## Work to complete
Whenever the word "given" occurs in a line of the material below, that line is counted. Report only the count.
__________
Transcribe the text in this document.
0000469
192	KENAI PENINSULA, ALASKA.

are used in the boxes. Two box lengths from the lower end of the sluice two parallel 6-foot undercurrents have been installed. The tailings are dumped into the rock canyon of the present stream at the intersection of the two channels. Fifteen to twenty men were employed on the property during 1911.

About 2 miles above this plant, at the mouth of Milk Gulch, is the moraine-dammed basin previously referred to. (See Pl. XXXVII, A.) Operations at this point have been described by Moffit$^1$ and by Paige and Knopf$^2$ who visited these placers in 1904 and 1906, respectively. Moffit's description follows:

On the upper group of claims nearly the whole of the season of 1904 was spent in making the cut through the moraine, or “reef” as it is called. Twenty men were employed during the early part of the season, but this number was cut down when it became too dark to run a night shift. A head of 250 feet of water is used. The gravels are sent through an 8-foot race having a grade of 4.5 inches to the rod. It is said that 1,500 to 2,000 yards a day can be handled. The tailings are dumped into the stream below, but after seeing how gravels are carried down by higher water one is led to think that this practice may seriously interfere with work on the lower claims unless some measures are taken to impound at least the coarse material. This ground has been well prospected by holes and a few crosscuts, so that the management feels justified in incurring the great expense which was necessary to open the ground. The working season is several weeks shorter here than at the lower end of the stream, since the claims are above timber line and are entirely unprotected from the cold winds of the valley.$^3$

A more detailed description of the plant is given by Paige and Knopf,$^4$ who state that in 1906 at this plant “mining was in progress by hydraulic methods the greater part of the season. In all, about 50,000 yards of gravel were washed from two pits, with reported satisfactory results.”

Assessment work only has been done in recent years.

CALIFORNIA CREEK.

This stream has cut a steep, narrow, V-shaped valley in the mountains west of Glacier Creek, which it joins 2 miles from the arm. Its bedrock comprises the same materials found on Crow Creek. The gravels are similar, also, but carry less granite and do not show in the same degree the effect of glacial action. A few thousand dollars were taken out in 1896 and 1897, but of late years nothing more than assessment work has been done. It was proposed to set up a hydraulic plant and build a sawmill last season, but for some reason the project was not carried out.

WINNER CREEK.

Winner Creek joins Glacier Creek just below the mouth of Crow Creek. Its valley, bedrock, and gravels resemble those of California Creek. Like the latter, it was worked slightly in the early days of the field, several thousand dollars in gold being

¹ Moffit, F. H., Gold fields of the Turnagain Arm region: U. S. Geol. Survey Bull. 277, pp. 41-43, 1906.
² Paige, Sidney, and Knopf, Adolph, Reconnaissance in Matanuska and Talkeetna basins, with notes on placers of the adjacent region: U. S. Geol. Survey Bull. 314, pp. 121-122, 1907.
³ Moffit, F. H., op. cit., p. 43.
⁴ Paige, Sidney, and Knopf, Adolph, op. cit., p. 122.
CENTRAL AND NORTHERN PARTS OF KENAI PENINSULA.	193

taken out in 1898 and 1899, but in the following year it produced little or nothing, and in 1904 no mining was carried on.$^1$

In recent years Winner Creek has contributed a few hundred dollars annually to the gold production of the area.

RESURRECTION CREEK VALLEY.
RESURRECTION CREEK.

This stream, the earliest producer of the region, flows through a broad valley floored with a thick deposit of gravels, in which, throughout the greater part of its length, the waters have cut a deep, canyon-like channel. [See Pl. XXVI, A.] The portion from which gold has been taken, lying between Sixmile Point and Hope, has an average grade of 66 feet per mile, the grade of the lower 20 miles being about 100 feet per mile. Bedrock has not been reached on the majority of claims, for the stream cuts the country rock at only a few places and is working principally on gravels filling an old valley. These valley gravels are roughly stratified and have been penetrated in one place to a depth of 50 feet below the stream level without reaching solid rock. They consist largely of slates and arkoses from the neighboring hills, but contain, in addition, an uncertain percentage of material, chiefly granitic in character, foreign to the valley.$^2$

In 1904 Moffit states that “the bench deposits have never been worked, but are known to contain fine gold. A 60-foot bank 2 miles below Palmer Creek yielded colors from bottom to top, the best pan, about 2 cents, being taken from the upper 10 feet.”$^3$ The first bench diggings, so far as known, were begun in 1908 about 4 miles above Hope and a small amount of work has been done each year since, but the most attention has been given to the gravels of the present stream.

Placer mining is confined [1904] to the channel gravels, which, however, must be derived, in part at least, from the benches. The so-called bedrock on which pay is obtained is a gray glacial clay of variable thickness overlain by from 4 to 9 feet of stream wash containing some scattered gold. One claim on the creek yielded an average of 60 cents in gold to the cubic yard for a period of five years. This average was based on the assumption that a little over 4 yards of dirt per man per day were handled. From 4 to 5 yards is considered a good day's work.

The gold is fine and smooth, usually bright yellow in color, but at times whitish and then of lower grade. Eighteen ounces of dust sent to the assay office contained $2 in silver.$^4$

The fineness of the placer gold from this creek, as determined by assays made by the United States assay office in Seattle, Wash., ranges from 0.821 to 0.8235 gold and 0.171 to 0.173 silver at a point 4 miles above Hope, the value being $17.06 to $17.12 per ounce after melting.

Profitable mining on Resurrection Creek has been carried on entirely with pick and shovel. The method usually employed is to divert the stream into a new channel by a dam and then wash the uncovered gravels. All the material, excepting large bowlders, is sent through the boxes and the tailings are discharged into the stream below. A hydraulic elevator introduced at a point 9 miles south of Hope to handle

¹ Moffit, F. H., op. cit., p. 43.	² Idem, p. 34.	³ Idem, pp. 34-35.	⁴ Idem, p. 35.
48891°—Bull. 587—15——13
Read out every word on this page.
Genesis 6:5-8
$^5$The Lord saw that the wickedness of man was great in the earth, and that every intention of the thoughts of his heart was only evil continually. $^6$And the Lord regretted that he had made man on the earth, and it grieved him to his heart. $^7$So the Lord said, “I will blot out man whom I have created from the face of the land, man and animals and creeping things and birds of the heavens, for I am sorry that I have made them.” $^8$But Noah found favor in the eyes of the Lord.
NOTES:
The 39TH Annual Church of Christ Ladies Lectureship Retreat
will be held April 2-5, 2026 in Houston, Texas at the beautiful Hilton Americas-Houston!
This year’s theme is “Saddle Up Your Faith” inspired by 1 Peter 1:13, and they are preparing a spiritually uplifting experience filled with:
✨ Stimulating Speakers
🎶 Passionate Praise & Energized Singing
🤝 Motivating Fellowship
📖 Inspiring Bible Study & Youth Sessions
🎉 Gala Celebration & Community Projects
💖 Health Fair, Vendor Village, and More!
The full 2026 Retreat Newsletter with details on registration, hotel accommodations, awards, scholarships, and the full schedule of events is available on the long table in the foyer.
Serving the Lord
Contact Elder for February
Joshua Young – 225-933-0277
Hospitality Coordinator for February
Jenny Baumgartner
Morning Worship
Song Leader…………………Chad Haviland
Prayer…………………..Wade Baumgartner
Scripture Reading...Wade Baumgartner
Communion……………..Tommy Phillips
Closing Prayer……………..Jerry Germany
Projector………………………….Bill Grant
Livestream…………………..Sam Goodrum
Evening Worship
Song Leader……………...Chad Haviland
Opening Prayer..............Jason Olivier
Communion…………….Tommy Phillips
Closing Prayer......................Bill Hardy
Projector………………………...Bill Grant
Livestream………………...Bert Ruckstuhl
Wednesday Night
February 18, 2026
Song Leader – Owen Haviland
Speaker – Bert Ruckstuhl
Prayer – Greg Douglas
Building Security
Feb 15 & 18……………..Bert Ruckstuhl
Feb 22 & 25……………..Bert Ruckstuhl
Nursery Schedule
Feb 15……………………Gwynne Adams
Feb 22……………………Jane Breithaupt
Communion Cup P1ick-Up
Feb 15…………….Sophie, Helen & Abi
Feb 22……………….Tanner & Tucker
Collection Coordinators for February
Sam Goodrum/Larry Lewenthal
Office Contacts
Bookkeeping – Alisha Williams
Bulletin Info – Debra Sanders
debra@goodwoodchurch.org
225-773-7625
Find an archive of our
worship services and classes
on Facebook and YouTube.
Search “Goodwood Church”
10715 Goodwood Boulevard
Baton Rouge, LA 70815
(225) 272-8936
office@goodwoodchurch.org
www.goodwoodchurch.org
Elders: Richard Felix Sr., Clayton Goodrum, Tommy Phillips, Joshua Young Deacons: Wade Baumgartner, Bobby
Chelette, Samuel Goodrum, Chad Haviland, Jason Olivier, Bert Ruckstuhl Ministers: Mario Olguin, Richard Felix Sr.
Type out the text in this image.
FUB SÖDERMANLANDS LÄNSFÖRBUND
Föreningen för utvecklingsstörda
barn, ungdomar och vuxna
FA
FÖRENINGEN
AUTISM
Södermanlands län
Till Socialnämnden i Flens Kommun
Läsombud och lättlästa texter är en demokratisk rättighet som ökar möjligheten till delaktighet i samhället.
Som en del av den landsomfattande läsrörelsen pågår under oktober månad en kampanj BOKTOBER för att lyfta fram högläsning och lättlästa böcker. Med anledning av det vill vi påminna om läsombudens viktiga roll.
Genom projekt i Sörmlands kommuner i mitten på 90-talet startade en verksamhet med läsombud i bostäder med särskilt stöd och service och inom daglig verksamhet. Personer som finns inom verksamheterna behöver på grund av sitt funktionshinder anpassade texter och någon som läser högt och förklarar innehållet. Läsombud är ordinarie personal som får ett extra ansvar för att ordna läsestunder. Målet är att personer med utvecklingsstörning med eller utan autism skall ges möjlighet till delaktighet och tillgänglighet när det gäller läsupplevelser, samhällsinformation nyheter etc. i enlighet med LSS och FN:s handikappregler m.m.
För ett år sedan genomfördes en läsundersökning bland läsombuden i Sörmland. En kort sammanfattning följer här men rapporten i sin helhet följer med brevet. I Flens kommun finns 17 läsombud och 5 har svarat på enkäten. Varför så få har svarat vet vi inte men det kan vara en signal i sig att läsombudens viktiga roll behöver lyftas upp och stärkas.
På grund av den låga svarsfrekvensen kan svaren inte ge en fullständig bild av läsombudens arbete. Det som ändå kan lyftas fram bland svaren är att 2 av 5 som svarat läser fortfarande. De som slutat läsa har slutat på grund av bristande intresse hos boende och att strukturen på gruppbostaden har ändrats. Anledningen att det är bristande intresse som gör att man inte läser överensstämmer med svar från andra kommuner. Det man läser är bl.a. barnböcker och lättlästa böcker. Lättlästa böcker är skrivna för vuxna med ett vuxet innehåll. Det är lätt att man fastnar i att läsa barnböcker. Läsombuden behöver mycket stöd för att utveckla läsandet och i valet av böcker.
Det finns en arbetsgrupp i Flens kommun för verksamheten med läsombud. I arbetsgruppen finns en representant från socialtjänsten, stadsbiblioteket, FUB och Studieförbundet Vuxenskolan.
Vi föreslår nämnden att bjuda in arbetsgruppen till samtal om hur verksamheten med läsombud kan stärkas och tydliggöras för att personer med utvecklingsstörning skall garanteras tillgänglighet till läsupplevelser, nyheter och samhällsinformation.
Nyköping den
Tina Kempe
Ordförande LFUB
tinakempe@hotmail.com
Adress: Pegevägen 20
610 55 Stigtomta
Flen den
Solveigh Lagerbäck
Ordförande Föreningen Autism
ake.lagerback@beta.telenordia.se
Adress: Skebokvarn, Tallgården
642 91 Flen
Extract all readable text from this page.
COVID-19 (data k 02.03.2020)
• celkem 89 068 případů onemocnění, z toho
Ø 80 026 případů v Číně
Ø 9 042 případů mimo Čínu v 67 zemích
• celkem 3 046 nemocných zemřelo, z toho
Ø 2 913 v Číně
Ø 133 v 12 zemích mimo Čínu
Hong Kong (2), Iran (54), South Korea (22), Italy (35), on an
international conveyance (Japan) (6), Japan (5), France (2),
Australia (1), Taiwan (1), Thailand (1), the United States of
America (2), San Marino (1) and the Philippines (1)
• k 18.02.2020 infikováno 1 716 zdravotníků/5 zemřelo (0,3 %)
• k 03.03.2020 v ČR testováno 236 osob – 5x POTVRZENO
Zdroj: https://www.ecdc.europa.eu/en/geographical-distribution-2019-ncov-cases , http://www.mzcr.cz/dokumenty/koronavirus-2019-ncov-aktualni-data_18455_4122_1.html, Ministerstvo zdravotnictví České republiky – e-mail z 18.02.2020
__________
## Answer to this exercise
2